Directions for this task
Show each line that has the string "JSON" in it.

---+---

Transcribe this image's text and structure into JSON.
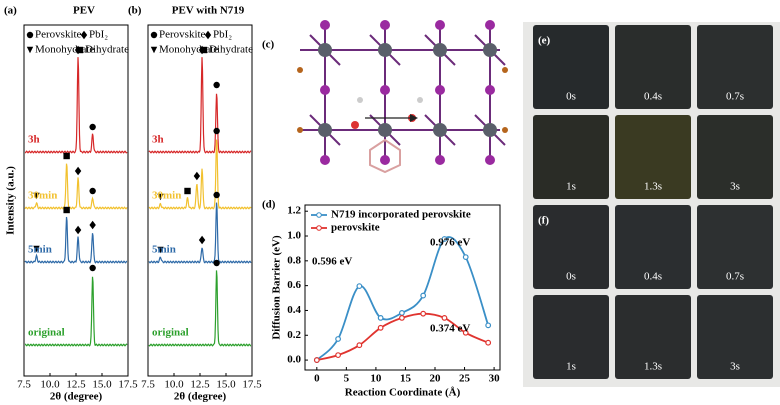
{
  "chart_data": [
    {
      "type": "xrd",
      "panel": "(a)",
      "title": "PEV",
      "legend": [
        "Perovskite",
        "PbI₂",
        "Monohydrate",
        "Dihydrate"
      ],
      "ylabel": "Intensity (a.u.)",
      "xlabel": "2θ (degree)",
      "xlim": [
        7.5,
        17.5
      ],
      "xticks": [
        7.5,
        {
          "value": 10,
          "label": "10.0"
        },
        12.5,
        {
          "value": 15,
          "label": "15.0"
        },
        17.5
      ],
      "series": [
        {
          "name": "3h",
          "color": "#d62728",
          "peaks": [
            {
              "x": 12.7,
              "h": 95,
              "phase": 1
            },
            {
              "x": 14.1,
              "h": 18,
              "phase": 0
            }
          ]
        },
        {
          "name": "30min",
          "color": "#f2c12e",
          "peaks": [
            {
              "x": 8.7,
              "h": 5,
              "phase": 2
            },
            {
              "x": 11.6,
              "h": 45,
              "phase": 3
            },
            {
              "x": 12.7,
              "h": 30,
              "phase": 1
            },
            {
              "x": 14.1,
              "h": 10,
              "phase": 0
            }
          ]
        },
        {
          "name": "5min",
          "color": "#2e6aa8",
          "peaks": [
            {
              "x": 8.7,
              "h": 6,
              "phase": 2
            },
            {
              "x": 11.6,
              "h": 45,
              "phase": 3
            },
            {
              "x": 12.7,
              "h": 25,
              "phase": 1
            },
            {
              "x": 14.1,
              "h": 30,
              "phase": 1
            }
          ]
        },
        {
          "name": "original",
          "color": "#2ca02c",
          "peaks": [
            {
              "x": 14.1,
              "h": 70,
              "phase": 0
            }
          ]
        }
      ]
    },
    {
      "type": "xrd",
      "panel": "(b)",
      "title": "PEV with N719",
      "legend": [
        "Perovskite",
        "PbI₂",
        "Monohydrate",
        "Dihydrate"
      ],
      "xlabel": "2θ (degree)",
      "xlim": [
        7.5,
        17.5
      ],
      "xticks": [
        7.5,
        {
          "value": 10,
          "label": "10.0"
        },
        12.5,
        {
          "value": 15,
          "label": "15.0"
        },
        17.5
      ],
      "series": [
        {
          "name": "3h",
          "color": "#d62728",
          "peaks": [
            {
              "x": 12.7,
              "h": 95,
              "phase": 1
            },
            {
              "x": 14.1,
              "h": 60,
              "phase": 0
            }
          ]
        },
        {
          "name": "30min",
          "color": "#f2c12e",
          "peaks": [
            {
              "x": 8.7,
              "h": 4,
              "phase": 2
            },
            {
              "x": 11.3,
              "h": 10,
              "phase": 3
            },
            {
              "x": 12.2,
              "h": 25,
              "phase": 1
            },
            {
              "x": 12.7,
              "h": 40,
              "phase": null
            },
            {
              "x": 14.1,
              "h": 70,
              "phase": 0
            }
          ]
        },
        {
          "name": "5min",
          "color": "#2e6aa8",
          "peaks": [
            {
              "x": 8.7,
              "h": 5,
              "phase": 2
            },
            {
              "x": 12.7,
              "h": 15,
              "phase": 1
            },
            {
              "x": 14.1,
              "h": 60,
              "phase": 0
            }
          ]
        },
        {
          "name": "original",
          "color": "#2ca02c",
          "peaks": [
            {
              "x": 14.1,
              "h": 75,
              "phase": 0
            }
          ]
        }
      ]
    },
    {
      "type": "line",
      "panel": "(d)",
      "ylabel": "Diffusion Barrier (eV)",
      "xlabel": "Reaction Coordinate (Å)",
      "x": [
        0,
        3.6,
        7.2,
        10.8,
        14.4,
        18,
        21.6,
        25.2,
        29
      ],
      "xlim": [
        -2,
        31
      ],
      "xticks": [
        0,
        5,
        10,
        15,
        20,
        25,
        30
      ],
      "ylim": [
        -0.08,
        1.25
      ],
      "yticks": [
        {
          "value": 0,
          "label": "0.0"
        },
        0.2,
        0.4,
        0.6,
        0.8,
        {
          "value": 1,
          "label": "1.0"
        },
        1.2
      ],
      "series": [
        {
          "name": "N719 incorporated perovskite",
          "color": "#3a8fc7",
          "values": [
            0,
            0.17,
            0.596,
            0.34,
            0.38,
            0.52,
            0.976,
            0.83,
            0.28
          ]
        },
        {
          "name": "perovskite",
          "color": "#e0342f",
          "values": [
            0,
            0.04,
            0.12,
            0.26,
            0.34,
            0.374,
            0.34,
            0.22,
            0.14
          ]
        }
      ],
      "annotations": [
        "0.596 eV",
        "0.976 eV",
        "0.374 eV"
      ]
    }
  ],
  "structure": {
    "panel": "(c)"
  },
  "photos": [
    {
      "panel": "(e)",
      "labels": [
        "0s",
        "0.4s",
        "0.7s",
        "1s",
        "1.3s",
        "3s"
      ]
    },
    {
      "panel": "(f)",
      "labels": [
        "0s",
        "0.4s",
        "0.7s",
        "1s",
        "1.3s",
        "3s"
      ]
    }
  ]
}
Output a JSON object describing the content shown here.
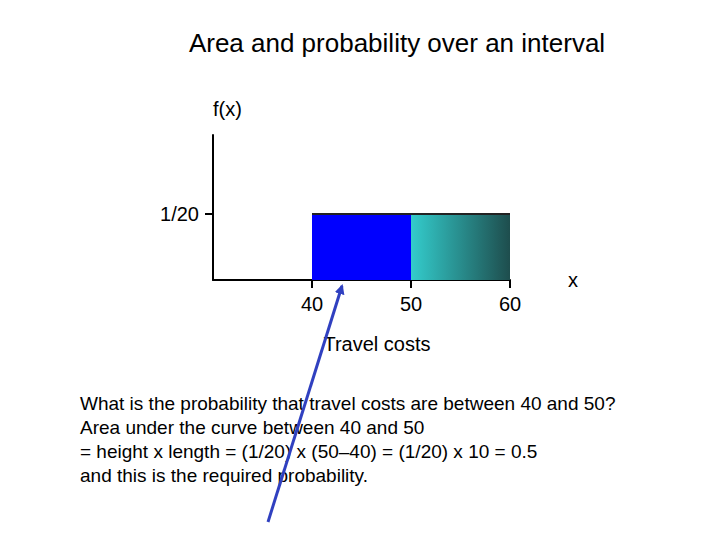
{
  "title": "Area and probability over an interval",
  "chart_data": {
    "type": "area",
    "y_label": "f(x)",
    "x_label": "x",
    "annotation": "Travel costs",
    "xlim": [
      30,
      60
    ],
    "xticks": [
      40,
      50,
      60
    ],
    "ylim": [
      0,
      0.11
    ],
    "yticks": [
      {
        "value": 0.05,
        "label": "1/20"
      }
    ],
    "series": [
      {
        "color": "#0000ff",
        "x": [
          40,
          50
        ],
        "values": [
          0.05,
          0.05
        ]
      },
      {
        "color": "#33cccc",
        "x": [
          50,
          60
        ],
        "values": [
          0.05,
          0.05
        ]
      }
    ],
    "grid": false
  },
  "text": {
    "lines": [
      "What is the probability that travel costs are between 40 and 50?",
      "Area under the curve between 40 and 50",
      "= height x length = (1/20) x (50–40) = (1/20) x 10 = 0.5",
      "and this is the required probability."
    ]
  }
}
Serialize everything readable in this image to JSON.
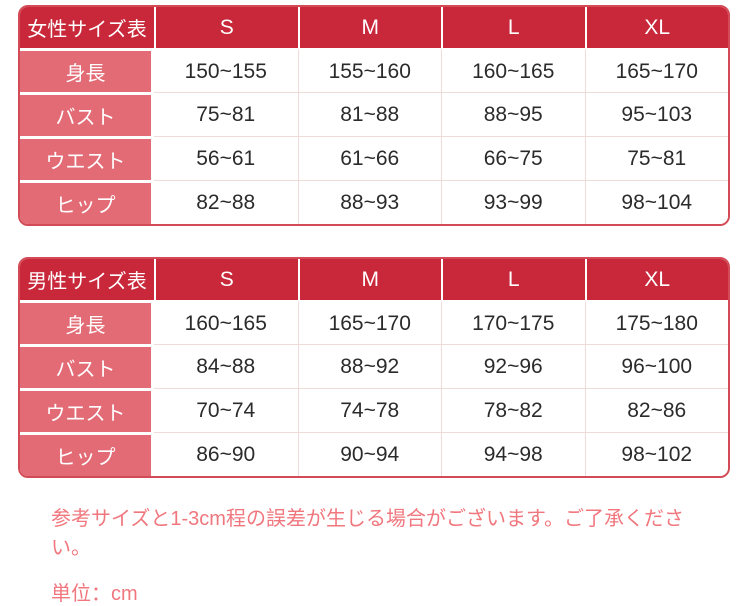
{
  "colors": {
    "header_bg": "#c8283a",
    "row_label_bg": "#e26b75",
    "table_border": "#d24b56",
    "grid_line": "#efdcda",
    "value_text": "#2b2b2b",
    "header_text": "#ffffff",
    "note_text": "#f0777e",
    "page_bg": "#ffffff"
  },
  "chart_data": [
    {
      "type": "table",
      "title": "女性サイズ表",
      "columns": [
        "S",
        "M",
        "L",
        "XL"
      ],
      "rows": [
        {
          "label": "身長",
          "values": [
            "150~155",
            "155~160",
            "160~165",
            "165~170"
          ]
        },
        {
          "label": "バスト",
          "values": [
            "75~81",
            "81~88",
            "88~95",
            "95~103"
          ]
        },
        {
          "label": "ウエスト",
          "values": [
            "56~61",
            "61~66",
            "66~75",
            "75~81"
          ]
        },
        {
          "label": "ヒップ",
          "values": [
            "82~88",
            "88~93",
            "93~99",
            "98~104"
          ]
        }
      ]
    },
    {
      "type": "table",
      "title": "男性サイズ表",
      "columns": [
        "S",
        "M",
        "L",
        "XL"
      ],
      "rows": [
        {
          "label": "身長",
          "values": [
            "160~165",
            "165~170",
            "170~175",
            "175~180"
          ]
        },
        {
          "label": "バスト",
          "values": [
            "84~88",
            "88~92",
            "92~96",
            "96~100"
          ]
        },
        {
          "label": "ウエスト",
          "values": [
            "70~74",
            "74~78",
            "78~82",
            "82~86"
          ]
        },
        {
          "label": "ヒップ",
          "values": [
            "86~90",
            "90~94",
            "94~98",
            "98~102"
          ]
        }
      ]
    }
  ],
  "notes": {
    "line1": "参考サイズと1-3cm程の誤差が生じる場合がございます。ご了承ください。",
    "line2": "単位：cm"
  }
}
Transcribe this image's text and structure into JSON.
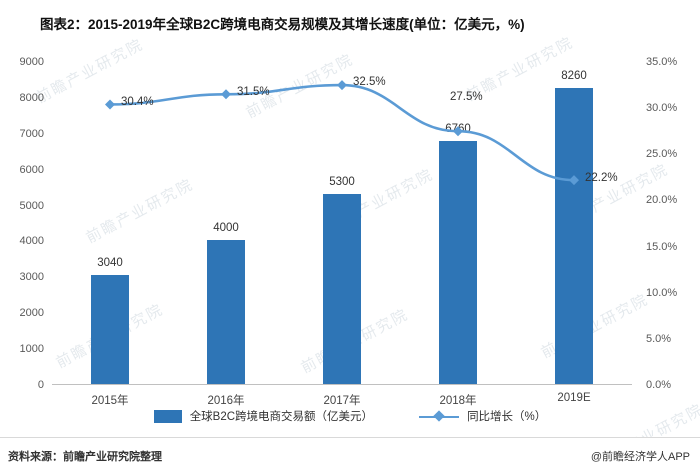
{
  "title": "图表2：2015-2019年全球B2C跨境电商交易规模及其增长速度(单位：亿美元，%)",
  "chart_data": {
    "type": "bar+line",
    "title": "图表2：2015-2019年全球B2C跨境电商交易规模及其增长速度(单位：亿美元，%)",
    "categories": [
      "2015年",
      "2016年",
      "2017年",
      "2018年",
      "2019E"
    ],
    "series": [
      {
        "name": "全球B2C跨境电商交易额（亿美元）",
        "type": "bar",
        "axis": "left",
        "values": [
          3040,
          4000,
          5300,
          6760,
          8260
        ],
        "color": "#2E75B6"
      },
      {
        "name": "同比增长（%）",
        "type": "line",
        "axis": "right",
        "values": [
          30.4,
          31.5,
          32.5,
          27.5,
          22.2
        ],
        "labels": [
          "30.4%",
          "31.5%",
          "32.5%",
          "27.5%",
          "22.2%"
        ],
        "label_offsets": [
          [
            11,
            -8
          ],
          [
            11,
            -8
          ],
          [
            11,
            -9
          ],
          [
            -8,
            -40
          ],
          [
            11,
            -8
          ]
        ],
        "color": "#5B9BD5"
      }
    ],
    "left_axis": {
      "min": 0,
      "max": 9000,
      "step": 1000,
      "ticks": [
        "9000",
        "8000",
        "7000",
        "6000",
        "5000",
        "4000",
        "3000",
        "2000",
        "1000",
        "0"
      ]
    },
    "right_axis": {
      "min": 0,
      "max": 35,
      "step": 5,
      "ticks": [
        "35.0%",
        "30.0%",
        "25.0%",
        "20.0%",
        "15.0%",
        "10.0%",
        "5.0%",
        "0.0%"
      ]
    },
    "grid": false,
    "legend_position": "bottom"
  },
  "watermark": {
    "text": "前瞻产业研究院"
  },
  "footer": {
    "source": "资料来源：前瞻产业研究院整理",
    "credit": "@前瞻经济学人APP"
  }
}
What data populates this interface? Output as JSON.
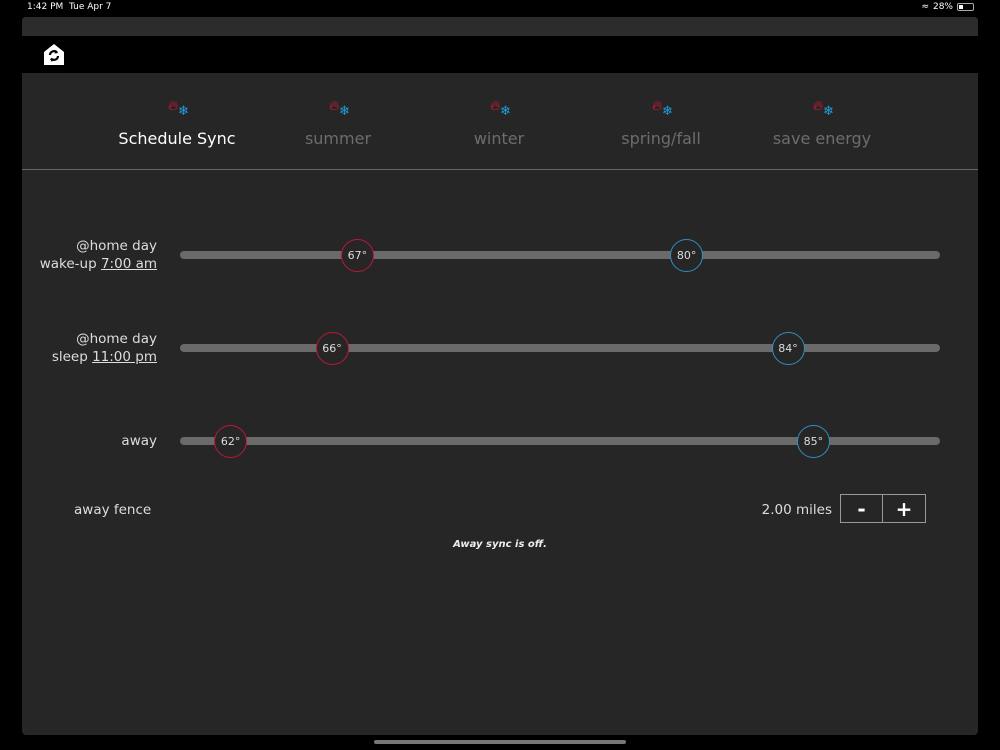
{
  "status_bar": {
    "time": "1:42 PM",
    "date": "Tue Apr 7",
    "battery": "28%",
    "battery_level": 0.28
  },
  "nav": {
    "icon": "home-sync-icon"
  },
  "tabs": [
    {
      "label": "Schedule Sync",
      "active": true
    },
    {
      "label": "summer",
      "active": false
    },
    {
      "label": "winter",
      "active": false
    },
    {
      "label": "spring/fall",
      "active": false
    },
    {
      "label": "save energy",
      "active": false
    }
  ],
  "slider_range": {
    "min": 60,
    "max": 90,
    "unit": "°"
  },
  "rows": [
    {
      "line1": "@home day",
      "line2_prefix": "wake-up ",
      "time": "7:00 am",
      "heat": "67°",
      "cool": "80°",
      "heat_value": 67,
      "cool_value": 80
    },
    {
      "line1": "@home day",
      "line2_prefix": "sleep ",
      "time": "11:00 pm",
      "heat": "66°",
      "cool": "84°",
      "heat_value": 66,
      "cool_value": 84
    },
    {
      "line1": "away",
      "heat": "62°",
      "cool": "85°",
      "heat_value": 62,
      "cool_value": 85
    }
  ],
  "fence": {
    "label": "away fence",
    "value": "2.00 miles",
    "minus": "-",
    "plus": "+"
  },
  "note": "Away sync is off.",
  "colors": {
    "heat": "#c0163a",
    "cool": "#2f8fc4",
    "flame": "#e8173b",
    "snow": "#1ea1e0"
  }
}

---+---

Reply
Transcribe this image's text and structure into JSON.
Output a JSON object describing the content shown here.
Serialize everything readable in this image to JSON.
Transcribe this image's text and structure into JSON.
What data populates this interface? Output as JSON.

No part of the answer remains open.